What is needed:
Match the word "Density". Return each line of the data below where it appears.

Records supplied Block Start

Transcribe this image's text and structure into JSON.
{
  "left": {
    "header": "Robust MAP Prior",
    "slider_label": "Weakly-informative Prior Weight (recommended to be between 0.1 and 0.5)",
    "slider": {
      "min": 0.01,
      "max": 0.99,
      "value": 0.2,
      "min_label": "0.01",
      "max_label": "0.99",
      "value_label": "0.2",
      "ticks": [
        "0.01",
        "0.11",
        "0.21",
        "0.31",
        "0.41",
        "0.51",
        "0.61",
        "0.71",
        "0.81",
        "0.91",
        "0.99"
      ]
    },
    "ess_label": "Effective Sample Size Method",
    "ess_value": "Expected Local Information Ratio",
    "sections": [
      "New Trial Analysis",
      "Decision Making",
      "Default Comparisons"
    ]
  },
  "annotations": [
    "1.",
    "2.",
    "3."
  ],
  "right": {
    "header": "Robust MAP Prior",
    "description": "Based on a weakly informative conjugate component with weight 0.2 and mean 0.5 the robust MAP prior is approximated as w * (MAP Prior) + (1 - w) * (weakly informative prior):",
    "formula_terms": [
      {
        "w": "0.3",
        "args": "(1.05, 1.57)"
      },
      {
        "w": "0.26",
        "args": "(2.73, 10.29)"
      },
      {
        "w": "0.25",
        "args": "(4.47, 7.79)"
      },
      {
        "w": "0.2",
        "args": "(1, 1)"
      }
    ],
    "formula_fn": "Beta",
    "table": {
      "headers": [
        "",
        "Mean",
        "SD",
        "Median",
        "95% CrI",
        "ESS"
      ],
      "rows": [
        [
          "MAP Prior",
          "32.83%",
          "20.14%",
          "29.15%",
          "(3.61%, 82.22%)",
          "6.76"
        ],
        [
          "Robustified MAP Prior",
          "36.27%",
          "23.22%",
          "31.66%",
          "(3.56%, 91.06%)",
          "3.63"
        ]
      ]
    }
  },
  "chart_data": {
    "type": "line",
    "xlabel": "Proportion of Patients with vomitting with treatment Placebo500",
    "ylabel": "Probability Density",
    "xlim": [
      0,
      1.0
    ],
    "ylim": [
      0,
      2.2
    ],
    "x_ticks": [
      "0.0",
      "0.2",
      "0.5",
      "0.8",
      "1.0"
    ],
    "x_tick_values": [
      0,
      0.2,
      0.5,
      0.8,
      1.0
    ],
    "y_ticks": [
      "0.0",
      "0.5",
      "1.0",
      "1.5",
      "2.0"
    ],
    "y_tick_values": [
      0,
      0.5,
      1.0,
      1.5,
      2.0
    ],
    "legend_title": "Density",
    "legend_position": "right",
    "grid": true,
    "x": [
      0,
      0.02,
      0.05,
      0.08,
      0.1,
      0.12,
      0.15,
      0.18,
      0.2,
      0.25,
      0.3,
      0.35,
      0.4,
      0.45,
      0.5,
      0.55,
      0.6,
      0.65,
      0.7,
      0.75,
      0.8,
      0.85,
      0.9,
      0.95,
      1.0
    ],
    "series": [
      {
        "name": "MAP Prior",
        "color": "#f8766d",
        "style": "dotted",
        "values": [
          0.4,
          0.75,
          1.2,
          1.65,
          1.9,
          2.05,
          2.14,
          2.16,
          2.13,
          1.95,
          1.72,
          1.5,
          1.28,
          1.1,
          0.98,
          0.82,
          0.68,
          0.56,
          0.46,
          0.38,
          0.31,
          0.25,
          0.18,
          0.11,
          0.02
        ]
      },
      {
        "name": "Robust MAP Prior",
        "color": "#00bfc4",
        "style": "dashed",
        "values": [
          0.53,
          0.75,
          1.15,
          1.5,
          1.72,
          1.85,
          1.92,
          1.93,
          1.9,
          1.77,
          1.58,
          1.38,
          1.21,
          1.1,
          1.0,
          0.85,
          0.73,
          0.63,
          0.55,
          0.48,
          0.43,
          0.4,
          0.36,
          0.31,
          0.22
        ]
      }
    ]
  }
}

Records supplied Block End

Finished exercise:
    "ylabel": "Probability Density",
    "legend_title": "Density",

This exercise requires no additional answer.